» Task brief: Return the records verbatim from their first line through the line that contains "two-tailed-level-3: .02 (459, 177, 487, 199)", including that line.

» Items:
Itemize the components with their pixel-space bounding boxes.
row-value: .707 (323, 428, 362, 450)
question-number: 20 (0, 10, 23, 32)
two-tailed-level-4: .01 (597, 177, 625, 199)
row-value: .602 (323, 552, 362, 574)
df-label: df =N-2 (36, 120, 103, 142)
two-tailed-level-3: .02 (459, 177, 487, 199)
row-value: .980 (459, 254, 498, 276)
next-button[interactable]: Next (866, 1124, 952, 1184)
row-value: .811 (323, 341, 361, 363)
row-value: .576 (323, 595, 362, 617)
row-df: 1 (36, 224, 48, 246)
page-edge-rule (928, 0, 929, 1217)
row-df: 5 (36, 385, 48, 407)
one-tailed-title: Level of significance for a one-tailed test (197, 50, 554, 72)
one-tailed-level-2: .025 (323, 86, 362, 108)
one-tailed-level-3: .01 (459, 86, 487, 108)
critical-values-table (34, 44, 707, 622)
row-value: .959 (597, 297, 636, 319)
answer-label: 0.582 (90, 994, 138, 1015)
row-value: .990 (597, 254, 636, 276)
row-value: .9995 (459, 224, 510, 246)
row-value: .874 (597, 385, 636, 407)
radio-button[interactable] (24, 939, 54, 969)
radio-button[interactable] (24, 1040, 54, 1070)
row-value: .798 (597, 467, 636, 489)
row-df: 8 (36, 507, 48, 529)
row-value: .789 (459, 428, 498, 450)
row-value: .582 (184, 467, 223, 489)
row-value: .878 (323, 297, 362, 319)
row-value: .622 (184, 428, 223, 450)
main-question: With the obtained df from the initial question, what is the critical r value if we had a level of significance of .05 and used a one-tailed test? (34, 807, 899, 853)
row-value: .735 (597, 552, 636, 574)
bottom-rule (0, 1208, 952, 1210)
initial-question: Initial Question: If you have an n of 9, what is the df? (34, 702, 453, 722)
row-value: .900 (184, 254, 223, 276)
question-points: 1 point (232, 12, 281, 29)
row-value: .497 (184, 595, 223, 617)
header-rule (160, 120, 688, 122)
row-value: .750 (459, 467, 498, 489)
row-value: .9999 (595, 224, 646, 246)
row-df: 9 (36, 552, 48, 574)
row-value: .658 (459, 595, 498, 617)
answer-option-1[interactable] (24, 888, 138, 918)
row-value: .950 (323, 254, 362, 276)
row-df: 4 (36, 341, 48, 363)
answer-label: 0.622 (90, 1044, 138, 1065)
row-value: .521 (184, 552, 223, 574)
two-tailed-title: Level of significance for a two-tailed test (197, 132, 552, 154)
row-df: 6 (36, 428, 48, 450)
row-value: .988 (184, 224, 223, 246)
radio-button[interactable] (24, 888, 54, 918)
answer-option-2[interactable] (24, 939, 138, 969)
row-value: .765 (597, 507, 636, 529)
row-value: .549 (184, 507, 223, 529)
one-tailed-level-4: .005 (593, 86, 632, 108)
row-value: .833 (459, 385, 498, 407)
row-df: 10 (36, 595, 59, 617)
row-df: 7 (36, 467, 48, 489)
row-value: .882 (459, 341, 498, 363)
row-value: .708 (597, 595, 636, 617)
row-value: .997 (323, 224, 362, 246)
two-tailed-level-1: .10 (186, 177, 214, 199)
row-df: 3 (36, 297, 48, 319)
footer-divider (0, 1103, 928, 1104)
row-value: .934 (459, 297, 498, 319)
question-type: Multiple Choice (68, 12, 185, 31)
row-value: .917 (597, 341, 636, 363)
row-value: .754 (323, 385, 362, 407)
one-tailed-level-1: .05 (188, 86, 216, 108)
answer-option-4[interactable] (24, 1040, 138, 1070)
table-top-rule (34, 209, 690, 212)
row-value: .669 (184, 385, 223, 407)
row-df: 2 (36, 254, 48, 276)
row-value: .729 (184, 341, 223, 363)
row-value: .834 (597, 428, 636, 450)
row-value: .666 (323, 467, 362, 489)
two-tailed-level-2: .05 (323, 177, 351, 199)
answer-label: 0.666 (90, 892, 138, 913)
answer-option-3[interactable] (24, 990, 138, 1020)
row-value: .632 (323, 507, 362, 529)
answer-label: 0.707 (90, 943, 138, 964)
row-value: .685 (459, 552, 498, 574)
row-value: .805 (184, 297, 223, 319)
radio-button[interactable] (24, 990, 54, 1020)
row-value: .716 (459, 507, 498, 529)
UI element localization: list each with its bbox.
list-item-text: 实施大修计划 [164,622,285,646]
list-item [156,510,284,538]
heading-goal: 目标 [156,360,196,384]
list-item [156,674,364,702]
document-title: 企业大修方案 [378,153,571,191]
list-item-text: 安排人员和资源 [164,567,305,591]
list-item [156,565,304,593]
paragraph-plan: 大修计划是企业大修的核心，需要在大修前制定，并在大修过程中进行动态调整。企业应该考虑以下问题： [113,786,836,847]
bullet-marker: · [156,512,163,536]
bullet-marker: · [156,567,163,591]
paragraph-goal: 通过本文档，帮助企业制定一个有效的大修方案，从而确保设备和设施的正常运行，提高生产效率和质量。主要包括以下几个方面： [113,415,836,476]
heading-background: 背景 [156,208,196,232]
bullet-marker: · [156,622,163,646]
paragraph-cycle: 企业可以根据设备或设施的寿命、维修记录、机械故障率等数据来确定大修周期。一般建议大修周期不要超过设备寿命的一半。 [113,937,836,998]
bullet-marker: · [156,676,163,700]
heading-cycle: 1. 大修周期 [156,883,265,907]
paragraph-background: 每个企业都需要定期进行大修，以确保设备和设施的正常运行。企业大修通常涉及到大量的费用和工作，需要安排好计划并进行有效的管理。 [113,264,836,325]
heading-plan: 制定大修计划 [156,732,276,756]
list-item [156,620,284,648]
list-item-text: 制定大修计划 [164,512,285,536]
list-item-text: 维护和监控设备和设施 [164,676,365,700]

» Task output:
Itemize the components with their pixel-space bounding boxes.
row-value: .707 (323, 428, 362, 450)
question-number: 20 (0, 10, 23, 32)
two-tailed-level-4: .01 (597, 177, 625, 199)
row-value: .602 (323, 552, 362, 574)
df-label: df =N-2 (36, 120, 103, 142)
two-tailed-level-3: .02 (459, 177, 487, 199)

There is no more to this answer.